[BEGIN]

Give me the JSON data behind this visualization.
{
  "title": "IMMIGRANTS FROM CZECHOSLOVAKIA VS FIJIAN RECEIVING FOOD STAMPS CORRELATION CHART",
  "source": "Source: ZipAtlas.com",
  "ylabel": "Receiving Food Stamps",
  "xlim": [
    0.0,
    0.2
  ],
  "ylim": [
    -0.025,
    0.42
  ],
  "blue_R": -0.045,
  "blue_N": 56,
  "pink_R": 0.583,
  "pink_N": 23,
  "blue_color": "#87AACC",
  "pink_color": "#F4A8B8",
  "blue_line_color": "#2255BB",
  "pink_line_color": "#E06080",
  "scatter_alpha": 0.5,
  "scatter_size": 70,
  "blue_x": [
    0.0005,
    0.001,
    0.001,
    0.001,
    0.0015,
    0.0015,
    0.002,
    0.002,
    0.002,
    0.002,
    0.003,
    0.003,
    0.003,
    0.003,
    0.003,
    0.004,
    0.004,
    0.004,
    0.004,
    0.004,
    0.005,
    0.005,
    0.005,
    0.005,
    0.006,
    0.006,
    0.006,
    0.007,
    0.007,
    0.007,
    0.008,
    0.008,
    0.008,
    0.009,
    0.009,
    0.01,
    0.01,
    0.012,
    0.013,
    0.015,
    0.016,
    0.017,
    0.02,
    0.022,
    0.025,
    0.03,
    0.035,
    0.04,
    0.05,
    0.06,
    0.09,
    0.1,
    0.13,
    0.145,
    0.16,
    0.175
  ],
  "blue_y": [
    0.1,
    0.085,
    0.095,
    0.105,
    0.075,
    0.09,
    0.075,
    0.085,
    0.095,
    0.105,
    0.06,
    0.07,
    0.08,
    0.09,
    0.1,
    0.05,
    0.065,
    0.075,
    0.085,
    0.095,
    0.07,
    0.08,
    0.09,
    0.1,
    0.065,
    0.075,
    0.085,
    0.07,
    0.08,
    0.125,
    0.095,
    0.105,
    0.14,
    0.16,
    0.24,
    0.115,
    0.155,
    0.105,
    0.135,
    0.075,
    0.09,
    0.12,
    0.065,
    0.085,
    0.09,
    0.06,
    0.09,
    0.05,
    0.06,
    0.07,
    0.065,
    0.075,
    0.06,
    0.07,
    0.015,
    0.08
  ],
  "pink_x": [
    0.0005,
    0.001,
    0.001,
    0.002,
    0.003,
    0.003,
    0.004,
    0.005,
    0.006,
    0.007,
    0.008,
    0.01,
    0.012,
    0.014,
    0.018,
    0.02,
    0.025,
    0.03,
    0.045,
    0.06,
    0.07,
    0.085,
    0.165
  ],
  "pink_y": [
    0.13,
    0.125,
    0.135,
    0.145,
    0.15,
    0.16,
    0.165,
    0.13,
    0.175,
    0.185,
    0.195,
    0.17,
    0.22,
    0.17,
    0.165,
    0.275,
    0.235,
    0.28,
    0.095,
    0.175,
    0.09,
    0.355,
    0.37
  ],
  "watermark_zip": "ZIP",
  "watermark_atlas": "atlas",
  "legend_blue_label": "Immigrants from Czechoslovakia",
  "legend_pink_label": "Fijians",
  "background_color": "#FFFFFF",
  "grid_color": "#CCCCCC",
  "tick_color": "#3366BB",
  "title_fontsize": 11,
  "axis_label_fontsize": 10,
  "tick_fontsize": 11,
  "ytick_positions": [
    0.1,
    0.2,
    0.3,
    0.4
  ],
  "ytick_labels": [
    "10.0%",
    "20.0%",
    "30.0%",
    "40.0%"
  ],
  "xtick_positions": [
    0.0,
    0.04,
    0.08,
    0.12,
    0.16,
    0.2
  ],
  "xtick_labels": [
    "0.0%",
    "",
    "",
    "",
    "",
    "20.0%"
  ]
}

[END]

■ THE REQUEST ■
Each entry above is to be printed again exactly.

■ RESULT BELOW ■
Give me the JSON data behind this visualization.
{
  "title": "IMMIGRANTS FROM CZECHOSLOVAKIA VS FIJIAN RECEIVING FOOD STAMPS CORRELATION CHART",
  "source": "Source: ZipAtlas.com",
  "ylabel": "Receiving Food Stamps",
  "xlim": [
    0.0,
    0.2
  ],
  "ylim": [
    -0.025,
    0.42
  ],
  "blue_R": -0.045,
  "blue_N": 56,
  "pink_R": 0.583,
  "pink_N": 23,
  "blue_color": "#87AACC",
  "pink_color": "#F4A8B8",
  "blue_line_color": "#2255BB",
  "pink_line_color": "#E06080",
  "scatter_alpha": 0.5,
  "scatter_size": 70,
  "blue_x": [
    0.0005,
    0.001,
    0.001,
    0.001,
    0.0015,
    0.0015,
    0.002,
    0.002,
    0.002,
    0.002,
    0.003,
    0.003,
    0.003,
    0.003,
    0.003,
    0.004,
    0.004,
    0.004,
    0.004,
    0.004,
    0.005,
    0.005,
    0.005,
    0.005,
    0.006,
    0.006,
    0.006,
    0.007,
    0.007,
    0.007,
    0.008,
    0.008,
    0.008,
    0.009,
    0.009,
    0.01,
    0.01,
    0.012,
    0.013,
    0.015,
    0.016,
    0.017,
    0.02,
    0.022,
    0.025,
    0.03,
    0.035,
    0.04,
    0.05,
    0.06,
    0.09,
    0.1,
    0.13,
    0.145,
    0.16,
    0.175
  ],
  "blue_y": [
    0.1,
    0.085,
    0.095,
    0.105,
    0.075,
    0.09,
    0.075,
    0.085,
    0.095,
    0.105,
    0.06,
    0.07,
    0.08,
    0.09,
    0.1,
    0.05,
    0.065,
    0.075,
    0.085,
    0.095,
    0.07,
    0.08,
    0.09,
    0.1,
    0.065,
    0.075,
    0.085,
    0.07,
    0.08,
    0.125,
    0.095,
    0.105,
    0.14,
    0.16,
    0.24,
    0.115,
    0.155,
    0.105,
    0.135,
    0.075,
    0.09,
    0.12,
    0.065,
    0.085,
    0.09,
    0.06,
    0.09,
    0.05,
    0.06,
    0.07,
    0.065,
    0.075,
    0.06,
    0.07,
    0.015,
    0.08
  ],
  "pink_x": [
    0.0005,
    0.001,
    0.001,
    0.002,
    0.003,
    0.003,
    0.004,
    0.005,
    0.006,
    0.007,
    0.008,
    0.01,
    0.012,
    0.014,
    0.018,
    0.02,
    0.025,
    0.03,
    0.045,
    0.06,
    0.07,
    0.085,
    0.165
  ],
  "pink_y": [
    0.13,
    0.125,
    0.135,
    0.145,
    0.15,
    0.16,
    0.165,
    0.13,
    0.175,
    0.185,
    0.195,
    0.17,
    0.22,
    0.17,
    0.165,
    0.275,
    0.235,
    0.28,
    0.095,
    0.175,
    0.09,
    0.355,
    0.37
  ],
  "watermark_zip": "ZIP",
  "watermark_atlas": "atlas",
  "legend_blue_label": "Immigrants from Czechoslovakia",
  "legend_pink_label": "Fijians",
  "background_color": "#FFFFFF",
  "grid_color": "#CCCCCC",
  "tick_color": "#3366BB",
  "title_fontsize": 11,
  "axis_label_fontsize": 10,
  "tick_fontsize": 11,
  "ytick_positions": [
    0.1,
    0.2,
    0.3,
    0.4
  ],
  "ytick_labels": [
    "10.0%",
    "20.0%",
    "30.0%",
    "40.0%"
  ],
  "xtick_positions": [
    0.0,
    0.04,
    0.08,
    0.12,
    0.16,
    0.2
  ],
  "xtick_labels": [
    "0.0%",
    "",
    "",
    "",
    "",
    "20.0%"
  ]
}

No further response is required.